■ Problem to solve:
Gather every line of the material that contains the word "Joslin".

■ Source data:
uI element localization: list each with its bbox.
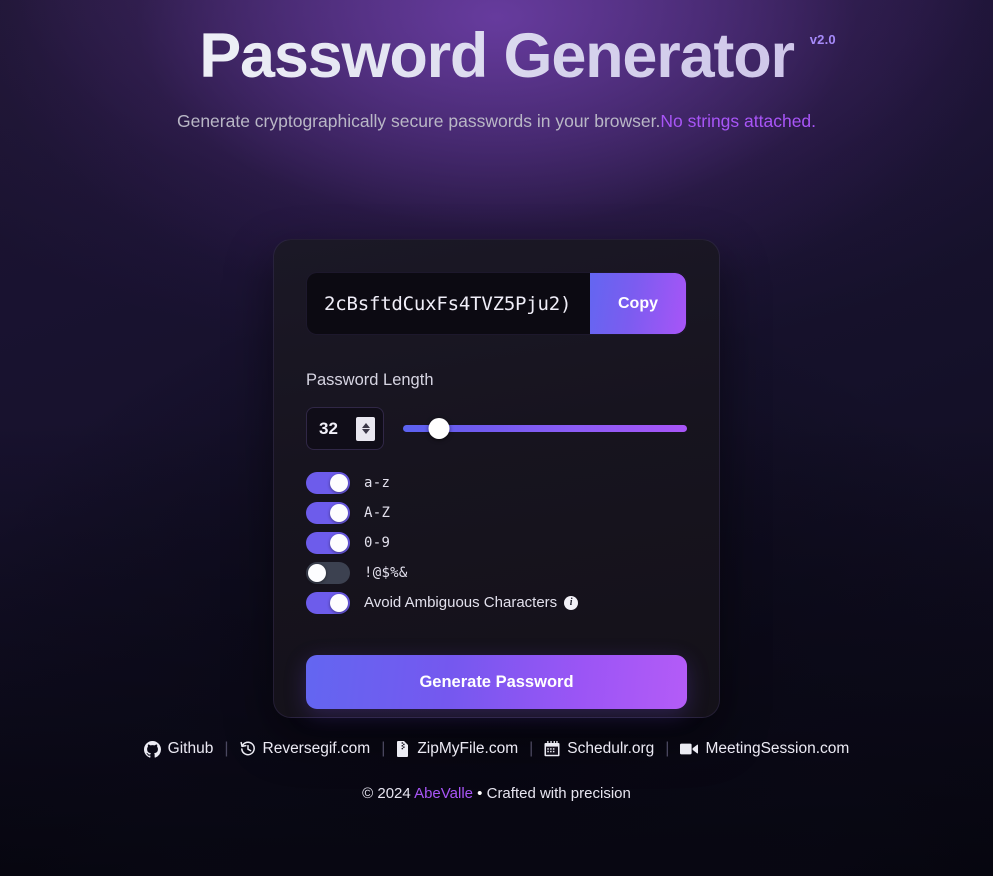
- footer-link-zipmyfile-com[interactable]: ZipMyFile.com: [385, 740, 529, 758]
- generator-card: 2cBsftdCuxFs4TVZ5Pju2) Copy Password Len…: [273, 239, 720, 718]
- subtitle-accent-text: No strings attached.: [660, 111, 817, 132]
- footer-link-schedulr-org[interactable]: Schedulr.org: [533, 740, 665, 758]
- option-label: Avoid Ambiguous Characters i: [364, 594, 579, 611]
- option-row: A-Z: [306, 501, 687, 524]
- quantity-stepper[interactable]: [356, 416, 375, 441]
- toggle-lowercase[interactable]: [306, 471, 350, 494]
- option-label: A-Z: [364, 505, 390, 521]
- password-field-row: 2cBsftdCuxFs4TVZ5Pju2) Copy: [306, 272, 687, 335]
- footer-link-label: Reversegif.com: [262, 740, 371, 757]
- option-label-text: A-Z: [364, 504, 391, 521]
- footer-link-github[interactable]: Github: [133, 740, 225, 758]
- copyright-line: © 2024 AbeValle • Crafted with precision: [0, 785, 993, 802]
- option-row: 0-9: [306, 531, 687, 554]
- file-zip-icon: [396, 741, 410, 757]
- toggle-knob: [330, 593, 348, 612]
- toggle-knob: [308, 563, 326, 582]
- password-output[interactable]: 2cBsftdCuxFs4TVZ5Pju2): [307, 273, 590, 334]
- generate-password-button[interactable]: Generate Password: [306, 655, 687, 709]
- page-footer: Github | Reversegif.com | ZipMyFile.com | Sche…: [0, 740, 993, 802]
- option-label-text: !@$%&: [364, 564, 408, 581]
- copyright-bullet: •: [473, 785, 487, 802]
- toggle-knob: [330, 473, 348, 492]
- footer-link-label: MeetingSession.com: [705, 740, 850, 757]
- copy-button[interactable]: Copy: [590, 273, 686, 334]
- footer-link-label: ZipMyFile.com: [417, 740, 519, 757]
- option-row: Avoid Ambiguous Characters i: [306, 591, 687, 614]
- toggle-uppercase[interactable]: [306, 501, 350, 524]
- footer-links: Github | Reversegif.com | ZipMyFile.com | Sche…: [0, 740, 993, 758]
- option-label-text: Avoid Ambiguous Characters: [364, 594, 558, 611]
- toggle-numbers[interactable]: [306, 531, 350, 554]
- length-number-input[interactable]: 32: [306, 407, 384, 450]
- character-options-list: a-z A-Z 0-9 !@$%& Avoid Ambiguous Characters…: [306, 471, 687, 614]
- title-wrap: Password Generator v2.0: [193, 22, 835, 90]
- toggle-knob: [330, 503, 348, 522]
- footer-link-label: Github: [167, 740, 214, 757]
- password-length-label: Password Length: [306, 371, 434, 389]
- version-badge: v2.0: [809, 32, 836, 47]
- slider-thumb[interactable]: [428, 418, 449, 439]
- footer-link-label: Schedulr.org: [567, 740, 655, 757]
- page-header: Password Generator v2.0 Generate cryptog…: [0, 0, 993, 136]
- option-label-text: a-z: [364, 474, 391, 491]
- rotate-clock-icon: [239, 741, 256, 757]
- info-icon[interactable]: i: [564, 595, 579, 610]
- stepper-up-icon[interactable]: [361, 423, 370, 428]
- option-row: a-z: [306, 471, 687, 494]
- subtitle-main-text: Generate cryptographically secure passwo…: [176, 111, 661, 132]
- copyright-suffix: Crafted with precision: [486, 785, 631, 802]
- footer-link-meetingsession-com[interactable]: MeetingSession.com: [669, 740, 860, 758]
- option-label: a-z: [364, 475, 390, 491]
- toggle-symbols[interactable]: [306, 561, 350, 584]
- toggle-knob: [330, 533, 348, 552]
- calendar-icon: [544, 741, 560, 757]
- stepper-down-icon[interactable]: [361, 429, 370, 434]
- footer-link-reversegif-com[interactable]: Reversegif.com: [229, 740, 382, 758]
- page-subtitle: Generate cryptographically secure passwo…: [177, 108, 817, 136]
- option-label: !@$%&: [364, 565, 408, 581]
- page-title: Password Generator: [193, 22, 800, 90]
- copyright-prefix: © 2024: [362, 785, 415, 802]
- video-camera-icon: [680, 742, 699, 756]
- length-value: 32: [319, 418, 338, 438]
- option-label-text: 0-9: [364, 534, 391, 551]
- toggle-avoid-ambiguous[interactable]: [306, 591, 350, 614]
- option-row: !@$%&: [306, 561, 687, 584]
- copyright-author-link[interactable]: AbeValle: [414, 785, 473, 802]
- option-label: 0-9: [364, 535, 390, 551]
- length-slider[interactable]: [403, 418, 687, 440]
- github-icon: [143, 740, 161, 758]
- app-root: Password Generator v2.0 Generate cryptog…: [0, 0, 993, 876]
- password-length-row: 32: [306, 407, 687, 450]
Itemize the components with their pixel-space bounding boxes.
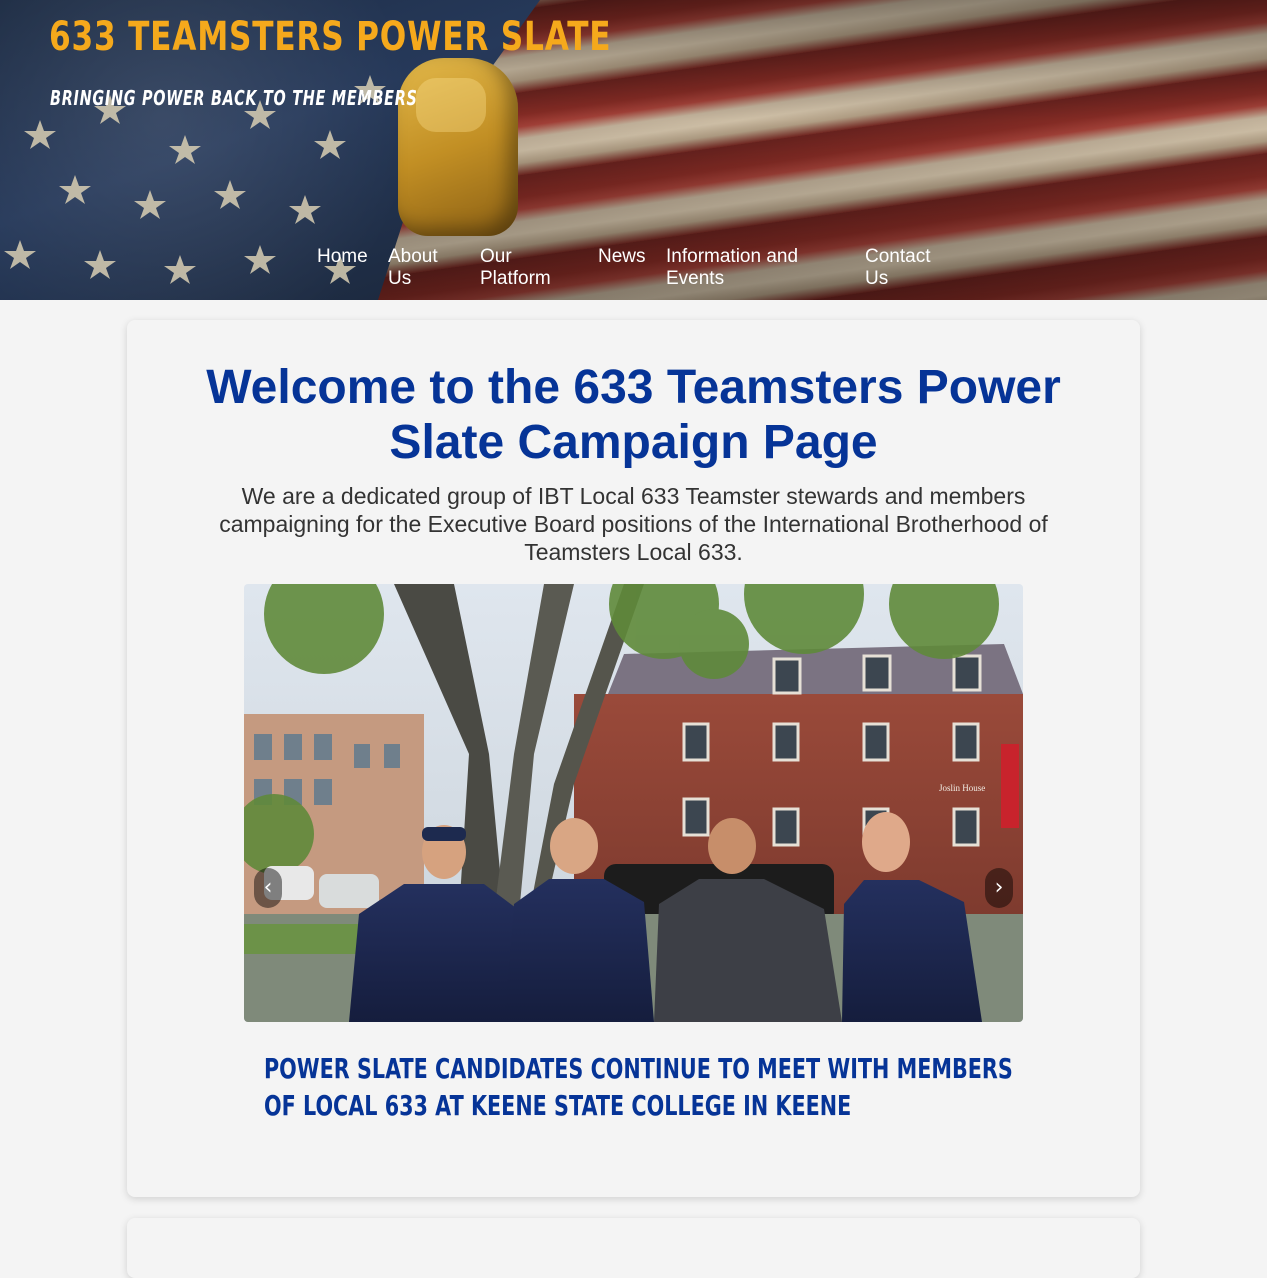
nav-item-our-platform[interactable]: Our Platform (480, 246, 570, 290)
nav-item-information-and-events[interactable]: Information and Events (666, 246, 826, 290)
nav-item-news[interactable]: News (598, 246, 658, 268)
carousel-prev-button[interactable]: ‹ (254, 868, 282, 908)
site-header: 633 TEAMSTERS POWER SLATE BRINGING POWER… (0, 0, 1267, 300)
building-sign-text: Joslin House (939, 783, 985, 793)
nav-item-home[interactable]: Home (317, 246, 377, 268)
welcome-card: Welcome to the 633 Teamsters Power Slate… (127, 320, 1140, 1197)
site-tagline: BRINGING POWER BACK TO THE MEMBERS (50, 86, 418, 110)
carousel-slide-photo: Joslin House (244, 584, 1023, 1022)
intro-paragraph: We are a dedicated group of IBT Local 63… (219, 483, 1048, 565)
photo-carousel[interactable]: Joslin House ‹ › (244, 584, 1023, 1022)
nav-item-about-us[interactable]: About Us (388, 246, 458, 290)
next-section-card (127, 1218, 1140, 1278)
gloved-fist-image (398, 58, 518, 236)
page-title: Welcome to the 633 Teamsters Power Slate… (206, 361, 1061, 469)
nav-item-contact-us[interactable]: Contact Us (865, 246, 945, 290)
carousel-next-button[interactable]: › (985, 868, 1013, 908)
carousel-caption: Power Slate candidates continue to meet … (264, 1052, 1013, 1122)
site-title[interactable]: 633 TEAMSTERS POWER SLATE (49, 14, 611, 60)
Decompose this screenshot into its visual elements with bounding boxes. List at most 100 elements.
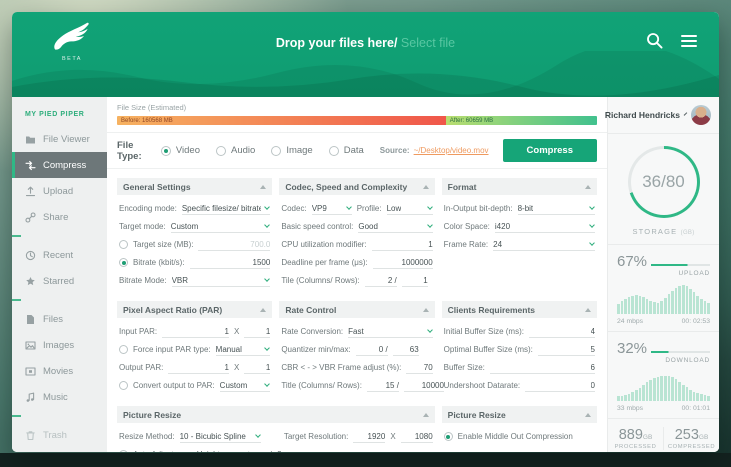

■ Exercise answer:
building-sign-text: Joslin House (939, 783, 985, 793)
carousel-slide-photo: Joslin House (244, 584, 1023, 1022)
photo-carousel[interactable]: Joslin House ‹ › (244, 584, 1023, 1022)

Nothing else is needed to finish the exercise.